## Instructions to follow
Pick out the lines below that contain the string "JSON" and copy them all.

## Dataset extract
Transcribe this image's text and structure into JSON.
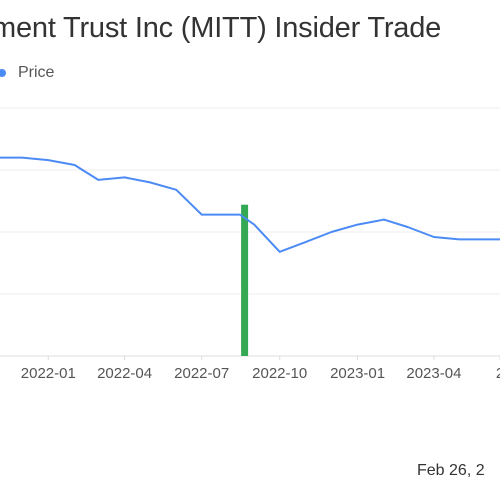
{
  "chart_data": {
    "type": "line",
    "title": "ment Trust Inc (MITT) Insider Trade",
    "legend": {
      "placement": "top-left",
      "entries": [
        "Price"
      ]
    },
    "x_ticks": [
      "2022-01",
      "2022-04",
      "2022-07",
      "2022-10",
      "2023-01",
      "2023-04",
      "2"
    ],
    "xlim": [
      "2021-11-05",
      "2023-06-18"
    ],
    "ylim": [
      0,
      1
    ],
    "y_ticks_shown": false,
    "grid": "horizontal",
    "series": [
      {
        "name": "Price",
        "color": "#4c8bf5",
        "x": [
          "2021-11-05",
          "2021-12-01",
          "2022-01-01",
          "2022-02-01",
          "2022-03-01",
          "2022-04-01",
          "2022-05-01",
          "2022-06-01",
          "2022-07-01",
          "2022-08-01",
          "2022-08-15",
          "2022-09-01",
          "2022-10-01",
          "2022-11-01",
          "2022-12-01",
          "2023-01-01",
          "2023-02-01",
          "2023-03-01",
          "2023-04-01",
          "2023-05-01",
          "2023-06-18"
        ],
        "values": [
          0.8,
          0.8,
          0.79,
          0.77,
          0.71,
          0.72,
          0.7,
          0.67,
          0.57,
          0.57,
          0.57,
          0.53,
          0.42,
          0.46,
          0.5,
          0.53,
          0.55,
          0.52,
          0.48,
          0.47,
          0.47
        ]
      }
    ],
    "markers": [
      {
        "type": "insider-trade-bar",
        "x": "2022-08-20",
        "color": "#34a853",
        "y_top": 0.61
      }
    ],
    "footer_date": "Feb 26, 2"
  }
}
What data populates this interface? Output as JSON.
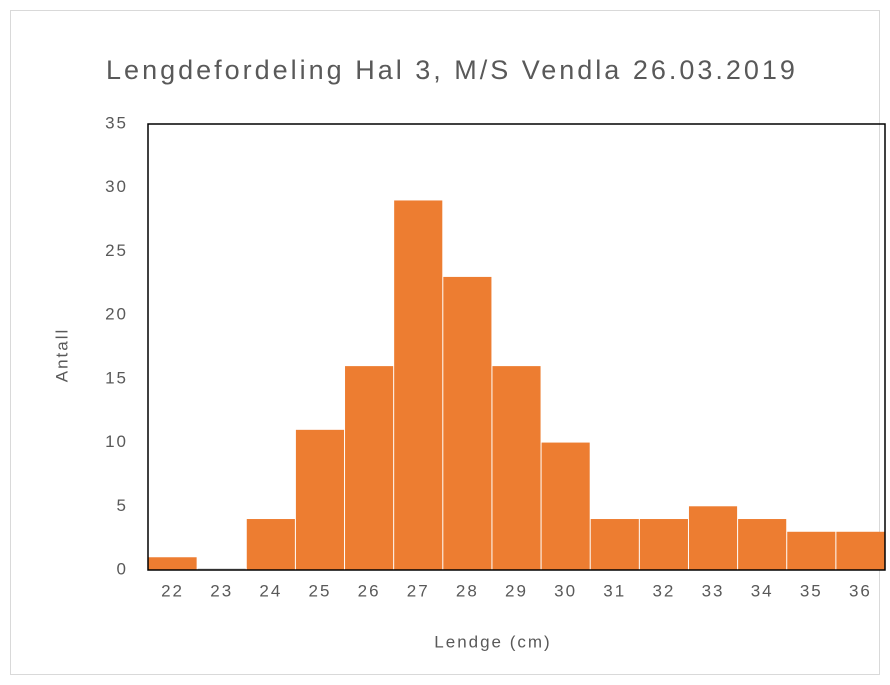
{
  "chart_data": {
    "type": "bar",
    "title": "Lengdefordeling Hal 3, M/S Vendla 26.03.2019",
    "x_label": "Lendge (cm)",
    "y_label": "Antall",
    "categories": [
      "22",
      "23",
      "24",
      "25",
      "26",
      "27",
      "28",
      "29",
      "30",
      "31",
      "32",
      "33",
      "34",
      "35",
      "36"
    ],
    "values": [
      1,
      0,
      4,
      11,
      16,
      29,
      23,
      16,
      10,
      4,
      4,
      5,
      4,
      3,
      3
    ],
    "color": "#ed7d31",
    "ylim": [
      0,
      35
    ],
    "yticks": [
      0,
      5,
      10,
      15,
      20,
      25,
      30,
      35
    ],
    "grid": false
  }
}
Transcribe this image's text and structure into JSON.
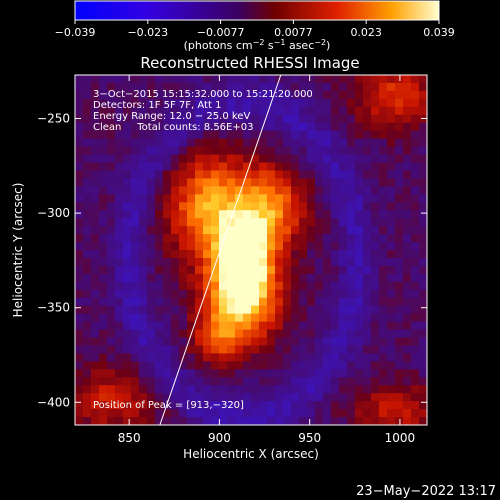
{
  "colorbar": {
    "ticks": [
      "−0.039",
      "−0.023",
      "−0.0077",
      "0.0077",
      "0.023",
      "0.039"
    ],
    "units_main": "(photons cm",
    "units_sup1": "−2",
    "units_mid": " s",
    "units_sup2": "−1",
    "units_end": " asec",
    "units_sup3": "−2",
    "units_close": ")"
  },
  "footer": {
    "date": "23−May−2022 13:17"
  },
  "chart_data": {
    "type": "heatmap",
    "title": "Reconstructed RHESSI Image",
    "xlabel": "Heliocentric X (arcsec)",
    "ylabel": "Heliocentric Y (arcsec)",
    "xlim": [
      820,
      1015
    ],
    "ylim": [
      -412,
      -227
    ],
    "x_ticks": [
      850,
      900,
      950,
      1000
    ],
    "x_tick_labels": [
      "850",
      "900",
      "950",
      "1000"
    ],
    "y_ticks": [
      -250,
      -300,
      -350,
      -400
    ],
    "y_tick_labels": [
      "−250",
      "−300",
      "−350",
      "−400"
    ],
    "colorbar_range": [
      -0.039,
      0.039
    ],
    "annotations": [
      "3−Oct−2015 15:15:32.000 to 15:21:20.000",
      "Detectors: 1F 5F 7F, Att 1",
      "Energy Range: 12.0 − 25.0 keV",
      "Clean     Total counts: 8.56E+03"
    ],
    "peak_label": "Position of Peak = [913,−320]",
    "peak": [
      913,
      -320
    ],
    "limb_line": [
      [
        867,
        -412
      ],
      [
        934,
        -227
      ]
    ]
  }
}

--

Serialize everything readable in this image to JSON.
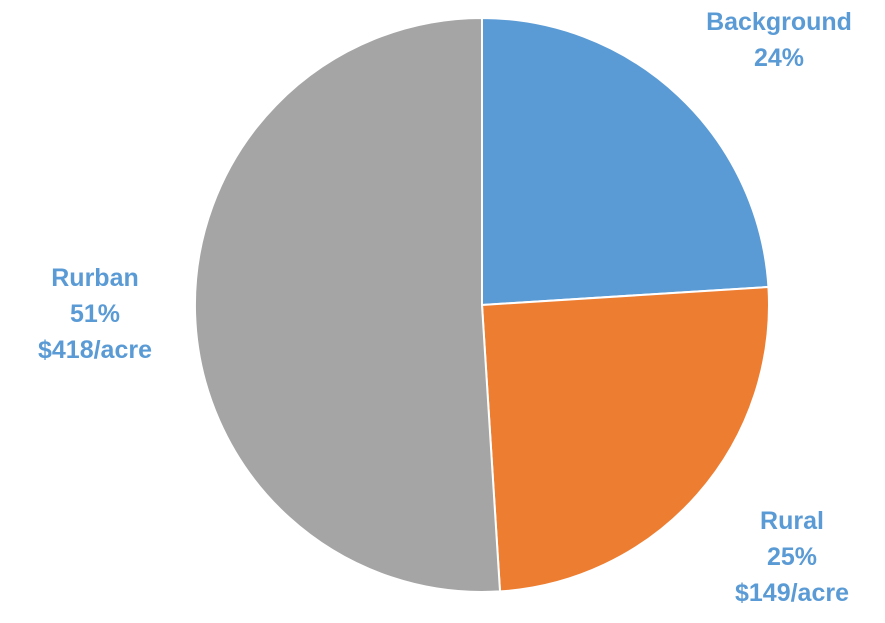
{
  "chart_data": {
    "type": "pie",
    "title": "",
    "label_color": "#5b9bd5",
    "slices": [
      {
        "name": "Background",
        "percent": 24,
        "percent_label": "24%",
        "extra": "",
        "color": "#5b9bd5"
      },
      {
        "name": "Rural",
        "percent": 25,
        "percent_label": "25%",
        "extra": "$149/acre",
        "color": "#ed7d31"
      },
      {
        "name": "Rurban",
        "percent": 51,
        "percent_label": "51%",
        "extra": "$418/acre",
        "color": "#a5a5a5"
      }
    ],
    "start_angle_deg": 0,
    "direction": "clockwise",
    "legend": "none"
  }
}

* * *

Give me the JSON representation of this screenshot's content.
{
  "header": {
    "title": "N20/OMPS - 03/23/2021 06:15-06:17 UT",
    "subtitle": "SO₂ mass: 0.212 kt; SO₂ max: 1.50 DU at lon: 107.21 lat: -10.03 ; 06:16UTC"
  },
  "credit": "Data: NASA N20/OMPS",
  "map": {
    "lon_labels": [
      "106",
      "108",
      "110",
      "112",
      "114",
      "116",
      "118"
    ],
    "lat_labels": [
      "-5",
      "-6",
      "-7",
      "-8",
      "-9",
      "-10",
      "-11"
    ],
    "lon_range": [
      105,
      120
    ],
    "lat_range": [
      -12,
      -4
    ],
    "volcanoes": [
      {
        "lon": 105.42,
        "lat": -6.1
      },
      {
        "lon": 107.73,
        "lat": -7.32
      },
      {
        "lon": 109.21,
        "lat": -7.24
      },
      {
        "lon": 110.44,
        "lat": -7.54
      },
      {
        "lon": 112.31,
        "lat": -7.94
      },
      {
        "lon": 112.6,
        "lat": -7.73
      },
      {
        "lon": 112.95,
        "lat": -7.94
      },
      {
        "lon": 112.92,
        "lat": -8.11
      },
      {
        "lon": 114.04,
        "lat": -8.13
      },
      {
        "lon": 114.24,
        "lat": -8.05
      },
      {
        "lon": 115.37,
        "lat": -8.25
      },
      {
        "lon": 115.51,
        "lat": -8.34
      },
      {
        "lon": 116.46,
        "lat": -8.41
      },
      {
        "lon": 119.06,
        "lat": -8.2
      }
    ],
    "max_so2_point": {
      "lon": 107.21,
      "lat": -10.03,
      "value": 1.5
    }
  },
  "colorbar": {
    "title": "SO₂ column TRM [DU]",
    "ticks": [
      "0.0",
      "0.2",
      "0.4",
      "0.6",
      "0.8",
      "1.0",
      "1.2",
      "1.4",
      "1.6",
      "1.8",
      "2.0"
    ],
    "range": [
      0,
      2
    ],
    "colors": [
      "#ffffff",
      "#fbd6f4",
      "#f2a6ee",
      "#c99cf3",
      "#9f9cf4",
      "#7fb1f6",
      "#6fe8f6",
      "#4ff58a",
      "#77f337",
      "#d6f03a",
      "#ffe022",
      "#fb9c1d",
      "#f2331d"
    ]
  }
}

## Right answer
Transcribe this image's text and structure into JSON.
What data populates this interface? Output as JSON.
Transcribe this image's text and structure into JSON.
Serialize everything readable in this image to JSON.
Give me the JSON representation of this screenshot's content.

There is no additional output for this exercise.